ACTIVITY =
Please list all lines of the material below in which the string "time" occurs.

[INFORMATION SUPPLIED — start]

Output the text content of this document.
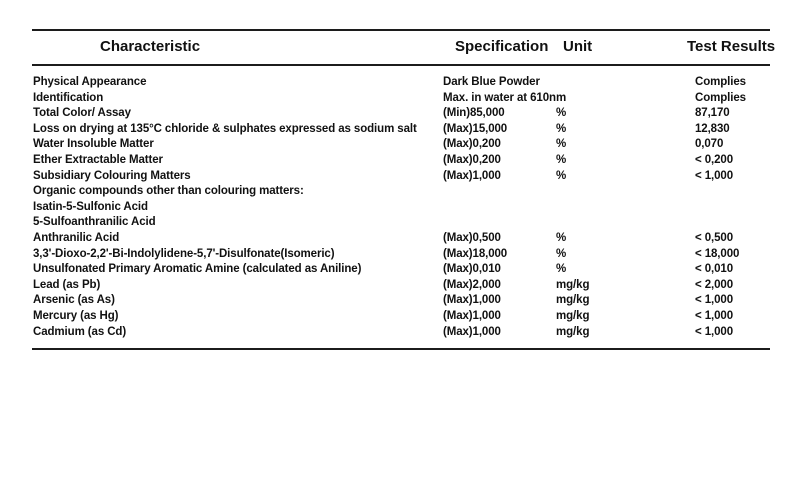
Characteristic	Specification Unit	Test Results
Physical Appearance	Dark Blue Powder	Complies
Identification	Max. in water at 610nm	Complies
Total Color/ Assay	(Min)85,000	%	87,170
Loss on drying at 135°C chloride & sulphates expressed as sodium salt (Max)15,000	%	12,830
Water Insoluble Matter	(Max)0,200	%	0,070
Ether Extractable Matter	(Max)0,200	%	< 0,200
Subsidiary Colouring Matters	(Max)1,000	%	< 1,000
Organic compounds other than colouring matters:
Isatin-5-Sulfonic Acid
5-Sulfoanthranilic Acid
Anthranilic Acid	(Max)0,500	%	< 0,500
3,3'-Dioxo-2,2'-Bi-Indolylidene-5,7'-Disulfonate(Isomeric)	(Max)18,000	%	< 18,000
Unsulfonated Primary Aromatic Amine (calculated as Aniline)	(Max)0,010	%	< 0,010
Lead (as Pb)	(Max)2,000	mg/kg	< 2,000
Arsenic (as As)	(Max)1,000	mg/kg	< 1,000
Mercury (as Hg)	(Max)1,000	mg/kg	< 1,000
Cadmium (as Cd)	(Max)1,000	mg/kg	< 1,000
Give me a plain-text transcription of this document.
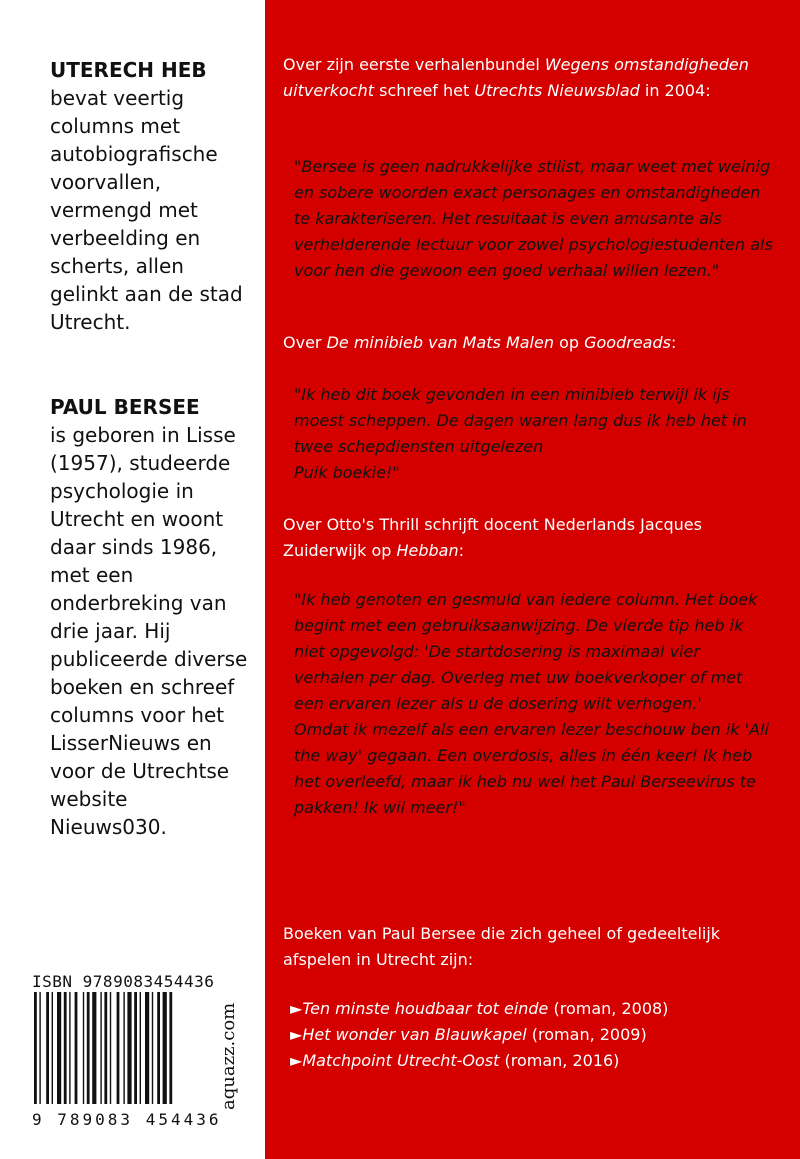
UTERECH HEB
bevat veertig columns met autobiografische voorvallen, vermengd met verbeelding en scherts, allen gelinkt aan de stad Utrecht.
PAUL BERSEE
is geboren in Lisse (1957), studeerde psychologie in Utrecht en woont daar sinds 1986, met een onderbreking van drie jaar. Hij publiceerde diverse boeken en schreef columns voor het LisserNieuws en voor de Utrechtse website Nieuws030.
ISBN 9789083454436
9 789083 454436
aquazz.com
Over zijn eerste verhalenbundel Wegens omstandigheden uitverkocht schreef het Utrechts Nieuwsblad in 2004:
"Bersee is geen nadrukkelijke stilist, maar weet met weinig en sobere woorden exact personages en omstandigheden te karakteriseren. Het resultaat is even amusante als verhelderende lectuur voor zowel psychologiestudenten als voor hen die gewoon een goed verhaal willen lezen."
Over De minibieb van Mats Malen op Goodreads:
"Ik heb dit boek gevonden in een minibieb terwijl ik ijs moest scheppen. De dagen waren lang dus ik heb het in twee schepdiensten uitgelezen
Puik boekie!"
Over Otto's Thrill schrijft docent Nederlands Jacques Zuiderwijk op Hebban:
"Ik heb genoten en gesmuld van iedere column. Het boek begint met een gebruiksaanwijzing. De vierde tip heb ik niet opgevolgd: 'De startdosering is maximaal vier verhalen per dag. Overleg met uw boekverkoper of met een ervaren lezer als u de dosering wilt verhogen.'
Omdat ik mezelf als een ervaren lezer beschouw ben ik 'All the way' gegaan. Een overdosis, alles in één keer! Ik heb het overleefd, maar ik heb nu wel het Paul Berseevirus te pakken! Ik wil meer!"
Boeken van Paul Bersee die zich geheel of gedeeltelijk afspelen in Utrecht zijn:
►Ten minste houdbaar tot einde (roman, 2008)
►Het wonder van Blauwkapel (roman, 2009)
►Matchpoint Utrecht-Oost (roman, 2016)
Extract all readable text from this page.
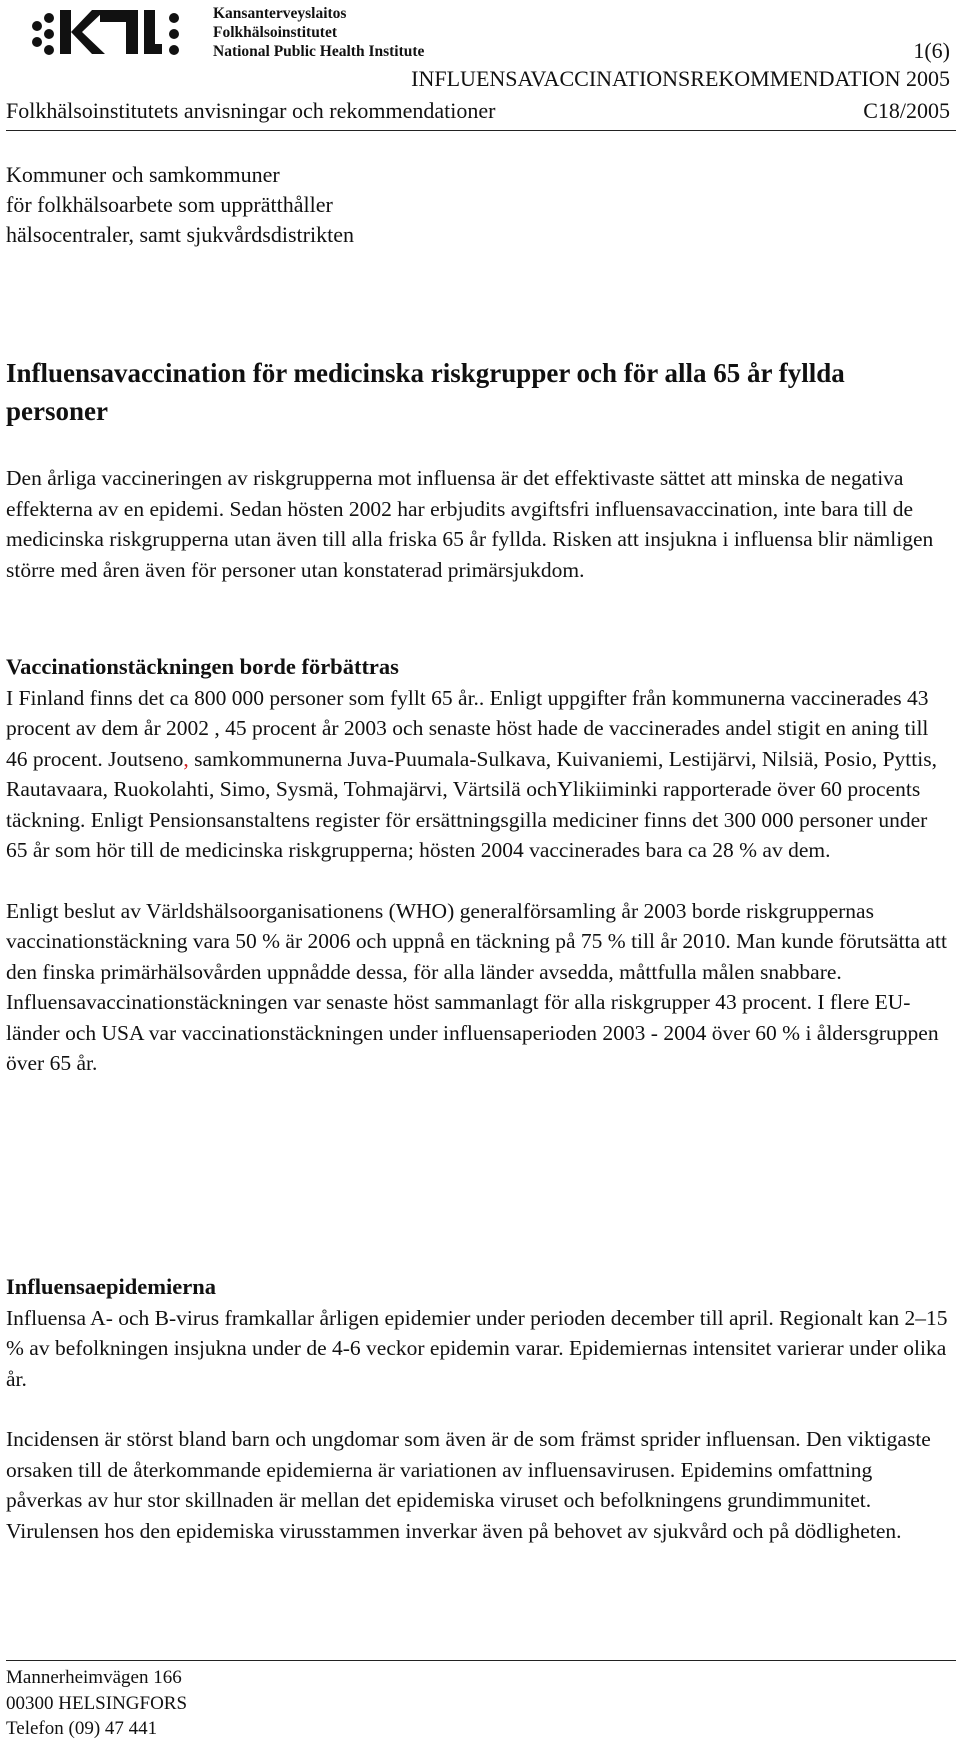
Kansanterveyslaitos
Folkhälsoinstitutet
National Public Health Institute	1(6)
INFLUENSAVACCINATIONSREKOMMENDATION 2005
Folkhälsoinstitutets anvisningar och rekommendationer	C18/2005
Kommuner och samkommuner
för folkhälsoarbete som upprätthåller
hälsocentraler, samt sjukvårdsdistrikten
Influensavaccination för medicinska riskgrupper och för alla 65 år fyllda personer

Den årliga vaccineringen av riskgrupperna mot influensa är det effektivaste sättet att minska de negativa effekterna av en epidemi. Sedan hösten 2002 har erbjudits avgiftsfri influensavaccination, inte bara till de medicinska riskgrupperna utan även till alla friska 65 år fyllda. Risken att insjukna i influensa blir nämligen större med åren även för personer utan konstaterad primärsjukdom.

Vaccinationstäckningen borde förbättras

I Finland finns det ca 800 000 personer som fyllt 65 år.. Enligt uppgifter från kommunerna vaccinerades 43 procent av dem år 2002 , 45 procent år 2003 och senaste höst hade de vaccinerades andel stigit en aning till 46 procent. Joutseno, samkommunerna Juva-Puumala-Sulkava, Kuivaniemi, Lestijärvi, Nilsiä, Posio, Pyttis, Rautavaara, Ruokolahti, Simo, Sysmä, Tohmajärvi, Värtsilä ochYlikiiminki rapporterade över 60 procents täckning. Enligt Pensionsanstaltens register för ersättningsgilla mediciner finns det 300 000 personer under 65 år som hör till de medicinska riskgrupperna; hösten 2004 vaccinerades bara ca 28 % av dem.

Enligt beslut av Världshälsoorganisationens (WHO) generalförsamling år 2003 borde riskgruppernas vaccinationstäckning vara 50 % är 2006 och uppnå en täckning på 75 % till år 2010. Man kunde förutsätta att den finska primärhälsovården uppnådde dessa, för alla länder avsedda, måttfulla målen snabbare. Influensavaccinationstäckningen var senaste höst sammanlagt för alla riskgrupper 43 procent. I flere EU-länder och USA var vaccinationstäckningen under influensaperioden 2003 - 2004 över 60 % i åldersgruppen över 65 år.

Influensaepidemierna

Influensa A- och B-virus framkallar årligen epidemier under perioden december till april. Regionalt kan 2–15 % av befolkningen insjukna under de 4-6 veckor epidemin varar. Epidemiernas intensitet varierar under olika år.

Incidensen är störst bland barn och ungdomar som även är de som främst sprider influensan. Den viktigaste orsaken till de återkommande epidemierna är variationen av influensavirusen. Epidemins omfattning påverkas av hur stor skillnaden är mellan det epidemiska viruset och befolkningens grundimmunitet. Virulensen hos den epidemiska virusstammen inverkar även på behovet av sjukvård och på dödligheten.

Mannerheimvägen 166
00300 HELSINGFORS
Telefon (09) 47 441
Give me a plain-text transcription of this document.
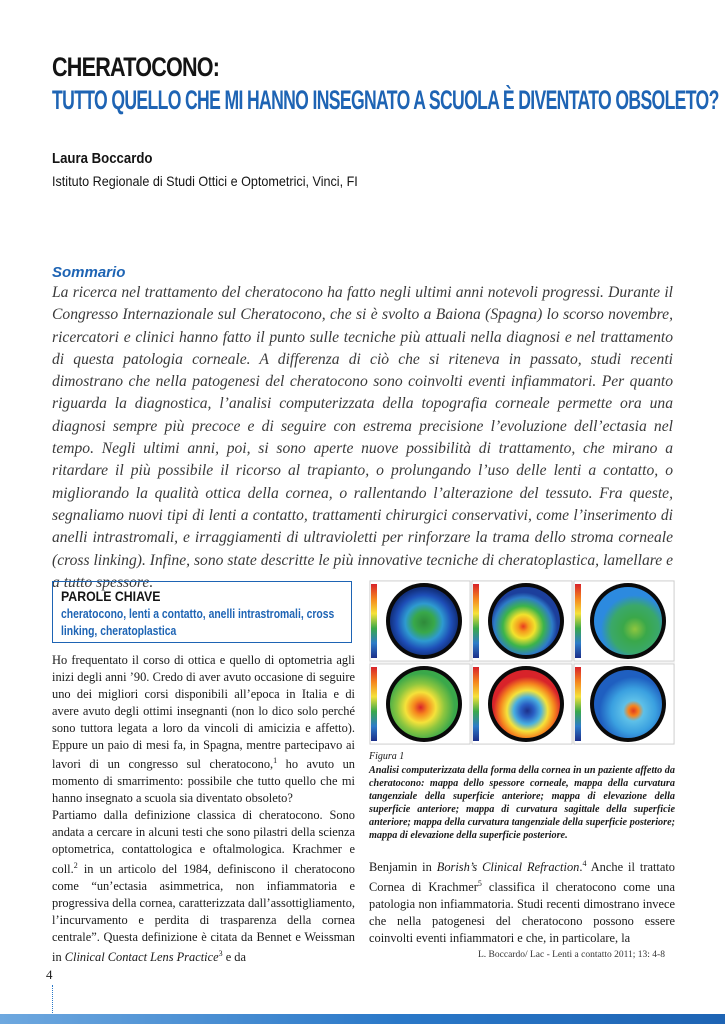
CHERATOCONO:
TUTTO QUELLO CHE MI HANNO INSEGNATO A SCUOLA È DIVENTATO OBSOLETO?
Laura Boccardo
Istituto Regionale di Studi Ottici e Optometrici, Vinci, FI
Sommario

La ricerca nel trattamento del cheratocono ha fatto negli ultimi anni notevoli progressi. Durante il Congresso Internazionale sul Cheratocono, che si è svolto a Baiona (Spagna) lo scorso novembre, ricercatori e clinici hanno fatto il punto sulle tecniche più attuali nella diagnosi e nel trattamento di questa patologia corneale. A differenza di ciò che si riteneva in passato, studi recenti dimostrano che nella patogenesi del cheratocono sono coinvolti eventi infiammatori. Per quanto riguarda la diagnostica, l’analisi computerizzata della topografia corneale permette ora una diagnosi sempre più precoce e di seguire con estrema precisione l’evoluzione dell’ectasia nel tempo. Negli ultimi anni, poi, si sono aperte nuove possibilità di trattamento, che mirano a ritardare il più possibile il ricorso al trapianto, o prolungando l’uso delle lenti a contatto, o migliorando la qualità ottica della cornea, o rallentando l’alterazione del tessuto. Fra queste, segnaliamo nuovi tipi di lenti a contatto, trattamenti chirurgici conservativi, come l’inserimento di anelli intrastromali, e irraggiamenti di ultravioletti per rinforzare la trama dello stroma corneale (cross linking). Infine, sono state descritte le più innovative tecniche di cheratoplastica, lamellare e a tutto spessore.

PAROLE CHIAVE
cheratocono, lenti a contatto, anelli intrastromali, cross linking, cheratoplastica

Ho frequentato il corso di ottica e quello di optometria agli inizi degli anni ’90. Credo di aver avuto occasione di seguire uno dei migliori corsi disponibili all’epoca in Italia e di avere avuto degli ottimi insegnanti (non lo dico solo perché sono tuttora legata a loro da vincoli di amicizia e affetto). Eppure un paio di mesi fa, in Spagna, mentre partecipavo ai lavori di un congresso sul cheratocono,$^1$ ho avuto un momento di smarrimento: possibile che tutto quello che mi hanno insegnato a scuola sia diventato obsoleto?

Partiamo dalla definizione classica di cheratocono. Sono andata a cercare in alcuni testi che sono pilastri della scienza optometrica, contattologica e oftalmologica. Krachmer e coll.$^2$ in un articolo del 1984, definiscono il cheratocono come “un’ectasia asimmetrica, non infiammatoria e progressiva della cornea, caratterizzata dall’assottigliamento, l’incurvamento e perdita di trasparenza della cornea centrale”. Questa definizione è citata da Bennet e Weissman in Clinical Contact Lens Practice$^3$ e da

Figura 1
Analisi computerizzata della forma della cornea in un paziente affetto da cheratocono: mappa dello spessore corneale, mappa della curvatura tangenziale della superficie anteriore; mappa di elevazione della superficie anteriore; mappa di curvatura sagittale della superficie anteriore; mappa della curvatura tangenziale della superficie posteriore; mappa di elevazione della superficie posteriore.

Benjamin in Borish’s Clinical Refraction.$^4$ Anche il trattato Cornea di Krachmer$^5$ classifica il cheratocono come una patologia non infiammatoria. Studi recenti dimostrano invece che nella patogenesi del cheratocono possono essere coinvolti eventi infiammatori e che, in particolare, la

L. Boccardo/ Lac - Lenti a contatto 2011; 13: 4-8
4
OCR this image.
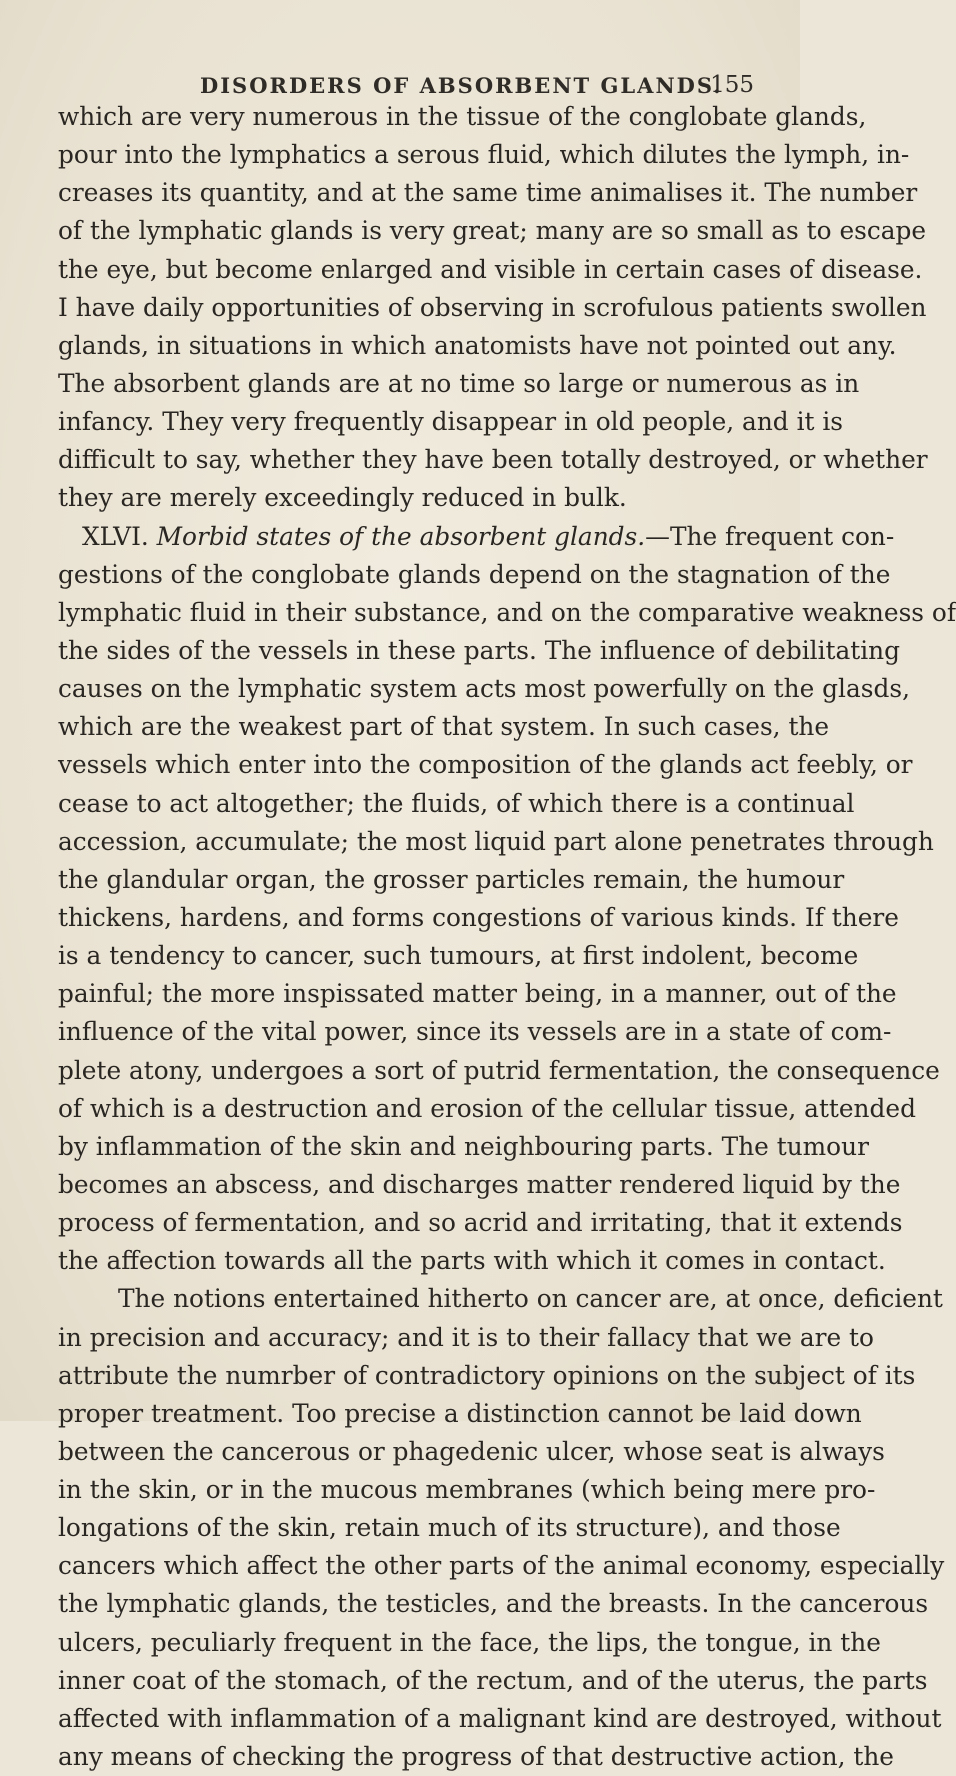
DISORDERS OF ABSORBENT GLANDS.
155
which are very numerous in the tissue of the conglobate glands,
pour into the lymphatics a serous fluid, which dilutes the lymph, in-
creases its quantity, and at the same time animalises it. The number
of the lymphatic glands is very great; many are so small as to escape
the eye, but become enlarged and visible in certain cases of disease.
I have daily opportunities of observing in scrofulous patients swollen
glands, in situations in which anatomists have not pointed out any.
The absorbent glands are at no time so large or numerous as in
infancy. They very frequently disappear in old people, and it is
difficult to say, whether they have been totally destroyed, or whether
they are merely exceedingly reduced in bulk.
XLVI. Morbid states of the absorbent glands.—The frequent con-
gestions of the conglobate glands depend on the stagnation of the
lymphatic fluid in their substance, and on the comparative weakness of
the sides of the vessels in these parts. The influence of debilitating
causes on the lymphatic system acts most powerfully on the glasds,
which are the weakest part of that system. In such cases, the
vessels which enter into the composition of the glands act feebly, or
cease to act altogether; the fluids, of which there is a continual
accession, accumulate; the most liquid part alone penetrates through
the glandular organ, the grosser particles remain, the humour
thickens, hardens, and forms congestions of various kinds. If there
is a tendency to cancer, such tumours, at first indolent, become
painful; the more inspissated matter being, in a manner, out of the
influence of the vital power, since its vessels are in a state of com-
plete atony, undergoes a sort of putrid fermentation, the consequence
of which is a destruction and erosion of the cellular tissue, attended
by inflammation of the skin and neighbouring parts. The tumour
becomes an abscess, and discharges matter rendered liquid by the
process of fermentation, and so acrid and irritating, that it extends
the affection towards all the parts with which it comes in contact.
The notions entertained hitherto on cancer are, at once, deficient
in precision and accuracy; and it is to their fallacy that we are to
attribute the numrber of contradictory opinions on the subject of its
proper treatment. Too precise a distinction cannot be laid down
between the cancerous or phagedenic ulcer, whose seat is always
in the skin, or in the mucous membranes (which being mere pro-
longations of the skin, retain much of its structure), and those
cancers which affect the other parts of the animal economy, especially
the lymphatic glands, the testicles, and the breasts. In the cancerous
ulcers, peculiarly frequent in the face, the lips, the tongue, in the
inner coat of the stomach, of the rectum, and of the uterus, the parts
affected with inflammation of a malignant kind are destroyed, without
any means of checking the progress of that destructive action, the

[INFORMATION SUPPLIED — finish]

TASK OUTPUT =
creases its quantity, and at the same time animalises it. The number
The absorbent glands are at no time so large or numerous as in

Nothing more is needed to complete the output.